* WHAT YOU ARE ASKED TO DO
Each line that follows is to be retyped exactly.
==== DATA TO PROCESS
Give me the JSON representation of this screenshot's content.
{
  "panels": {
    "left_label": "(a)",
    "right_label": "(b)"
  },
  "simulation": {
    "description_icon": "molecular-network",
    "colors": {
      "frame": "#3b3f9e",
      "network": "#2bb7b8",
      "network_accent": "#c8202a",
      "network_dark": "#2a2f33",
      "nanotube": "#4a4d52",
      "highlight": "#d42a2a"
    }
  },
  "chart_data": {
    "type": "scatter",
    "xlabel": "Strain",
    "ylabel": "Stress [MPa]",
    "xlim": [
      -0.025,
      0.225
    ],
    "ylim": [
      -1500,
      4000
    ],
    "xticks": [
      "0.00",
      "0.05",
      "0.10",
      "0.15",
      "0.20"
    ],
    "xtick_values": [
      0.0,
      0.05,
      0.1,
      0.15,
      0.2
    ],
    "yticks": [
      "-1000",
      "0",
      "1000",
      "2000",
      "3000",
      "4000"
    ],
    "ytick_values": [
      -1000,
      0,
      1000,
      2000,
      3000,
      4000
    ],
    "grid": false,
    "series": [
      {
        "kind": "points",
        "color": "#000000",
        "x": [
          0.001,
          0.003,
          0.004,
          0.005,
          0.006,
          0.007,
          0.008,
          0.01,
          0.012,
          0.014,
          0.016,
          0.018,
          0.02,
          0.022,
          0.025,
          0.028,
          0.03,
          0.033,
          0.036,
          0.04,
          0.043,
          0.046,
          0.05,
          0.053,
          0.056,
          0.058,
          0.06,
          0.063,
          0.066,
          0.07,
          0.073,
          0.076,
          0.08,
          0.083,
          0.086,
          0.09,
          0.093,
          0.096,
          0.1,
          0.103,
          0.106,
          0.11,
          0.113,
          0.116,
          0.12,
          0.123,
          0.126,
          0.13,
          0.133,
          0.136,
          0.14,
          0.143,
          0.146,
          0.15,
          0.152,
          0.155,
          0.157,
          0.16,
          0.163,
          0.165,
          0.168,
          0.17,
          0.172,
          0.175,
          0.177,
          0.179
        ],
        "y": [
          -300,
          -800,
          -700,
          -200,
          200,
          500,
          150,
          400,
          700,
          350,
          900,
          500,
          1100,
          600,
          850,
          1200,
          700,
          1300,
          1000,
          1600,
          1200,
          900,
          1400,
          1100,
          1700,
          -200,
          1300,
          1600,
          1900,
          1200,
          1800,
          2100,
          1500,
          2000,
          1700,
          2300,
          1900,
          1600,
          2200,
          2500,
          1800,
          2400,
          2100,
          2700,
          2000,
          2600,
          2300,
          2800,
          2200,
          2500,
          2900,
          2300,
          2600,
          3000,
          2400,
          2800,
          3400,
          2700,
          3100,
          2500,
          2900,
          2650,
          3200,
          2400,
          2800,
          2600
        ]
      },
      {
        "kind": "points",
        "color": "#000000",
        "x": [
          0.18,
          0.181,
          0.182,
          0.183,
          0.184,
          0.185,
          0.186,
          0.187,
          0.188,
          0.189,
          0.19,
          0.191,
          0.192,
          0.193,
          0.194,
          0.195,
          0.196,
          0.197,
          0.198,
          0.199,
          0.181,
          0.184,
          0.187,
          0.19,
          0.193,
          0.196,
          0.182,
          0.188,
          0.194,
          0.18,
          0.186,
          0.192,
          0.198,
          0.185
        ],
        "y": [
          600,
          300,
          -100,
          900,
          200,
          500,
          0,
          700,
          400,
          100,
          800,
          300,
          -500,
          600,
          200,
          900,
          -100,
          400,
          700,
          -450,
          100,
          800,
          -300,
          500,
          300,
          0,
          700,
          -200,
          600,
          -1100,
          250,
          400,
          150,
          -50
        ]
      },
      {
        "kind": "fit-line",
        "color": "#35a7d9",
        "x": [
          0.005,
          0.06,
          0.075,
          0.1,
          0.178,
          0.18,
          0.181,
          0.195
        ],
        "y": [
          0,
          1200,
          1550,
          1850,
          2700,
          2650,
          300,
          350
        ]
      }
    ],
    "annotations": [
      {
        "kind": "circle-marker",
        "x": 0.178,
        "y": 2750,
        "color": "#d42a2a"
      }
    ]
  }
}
========
* THE REPLY
Give me the JSON representation of this screenshot's content.
{
  "panels": {
    "left_label": "(a)",
    "right_label": "(b)"
  },
  "simulation": {
    "description_icon": "molecular-network",
    "colors": {
      "frame": "#3b3f9e",
      "network": "#2bb7b8",
      "network_accent": "#c8202a",
      "network_dark": "#2a2f33",
      "nanotube": "#4a4d52",
      "highlight": "#d42a2a"
    }
  },
  "chart_data": {
    "type": "scatter",
    "xlabel": "Strain",
    "ylabel": "Stress [MPa]",
    "xlim": [
      -0.025,
      0.225
    ],
    "ylim": [
      -1500,
      4000
    ],
    "xticks": [
      "0.00",
      "0.05",
      "0.10",
      "0.15",
      "0.20"
    ],
    "xtick_values": [
      0.0,
      0.05,
      0.1,
      0.15,
      0.2
    ],
    "yticks": [
      "-1000",
      "0",
      "1000",
      "2000",
      "3000",
      "4000"
    ],
    "ytick_values": [
      -1000,
      0,
      1000,
      2000,
      3000,
      4000
    ],
    "grid": false,
    "series": [
      {
        "kind": "points",
        "color": "#000000",
        "x": [
          0.001,
          0.003,
          0.004,
          0.005,
          0.006,
          0.007,
          0.008,
          0.01,
          0.012,
          0.014,
          0.016,
          0.018,
          0.02,
          0.022,
          0.025,
          0.028,
          0.03,
          0.033,
          0.036,
          0.04,
          0.043,
          0.046,
          0.05,
          0.053,
          0.056,
          0.058,
          0.06,
          0.063,
          0.066,
          0.07,
          0.073,
          0.076,
          0.08,
          0.083,
          0.086,
          0.09,
          0.093,
          0.096,
          0.1,
          0.103,
          0.106,
          0.11,
          0.113,
          0.116,
          0.12,
          0.123,
          0.126,
          0.13,
          0.133,
          0.136,
          0.14,
          0.143,
          0.146,
          0.15,
          0.152,
          0.155,
          0.157,
          0.16,
          0.163,
          0.165,
          0.168,
          0.17,
          0.172,
          0.175,
          0.177,
          0.179
        ],
        "y": [
          -300,
          -800,
          -700,
          -200,
          200,
          500,
          150,
          400,
          700,
          350,
          900,
          500,
          1100,
          600,
          850,
          1200,
          700,
          1300,
          1000,
          1600,
          1200,
          900,
          1400,
          1100,
          1700,
          -200,
          1300,
          1600,
          1900,
          1200,
          1800,
          2100,
          1500,
          2000,
          1700,
          2300,
          1900,
          1600,
          2200,
          2500,
          1800,
          2400,
          2100,
          2700,
          2000,
          2600,
          2300,
          2800,
          2200,
          2500,
          2900,
          2300,
          2600,
          3000,
          2400,
          2800,
          3400,
          2700,
          3100,
          2500,
          2900,
          2650,
          3200,
          2400,
          2800,
          2600
        ]
      },
      {
        "kind": "points",
        "color": "#000000",
        "x": [
          0.18,
          0.181,
          0.182,
          0.183,
          0.184,
          0.185,
          0.186,
          0.187,
          0.188,
          0.189,
          0.19,
          0.191,
          0.192,
          0.193,
          0.194,
          0.195,
          0.196,
          0.197,
          0.198,
          0.199,
          0.181,
          0.184,
          0.187,
          0.19,
          0.193,
          0.196,
          0.182,
          0.188,
          0.194,
          0.18,
          0.186,
          0.192,
          0.198,
          0.185
        ],
        "y": [
          600,
          300,
          -100,
          900,
          200,
          500,
          0,
          700,
          400,
          100,
          800,
          300,
          -500,
          600,
          200,
          900,
          -100,
          400,
          700,
          -450,
          100,
          800,
          -300,
          500,
          300,
          0,
          700,
          -200,
          600,
          -1100,
          250,
          400,
          150,
          -50
        ]
      },
      {
        "kind": "fit-line",
        "color": "#35a7d9",
        "x": [
          0.005,
          0.06,
          0.075,
          0.1,
          0.178,
          0.18,
          0.181,
          0.195
        ],
        "y": [
          0,
          1200,
          1550,
          1850,
          2700,
          2650,
          300,
          350
        ]
      }
    ],
    "annotations": [
      {
        "kind": "circle-marker",
        "x": 0.178,
        "y": 2750,
        "color": "#d42a2a"
      }
    ]
  }
}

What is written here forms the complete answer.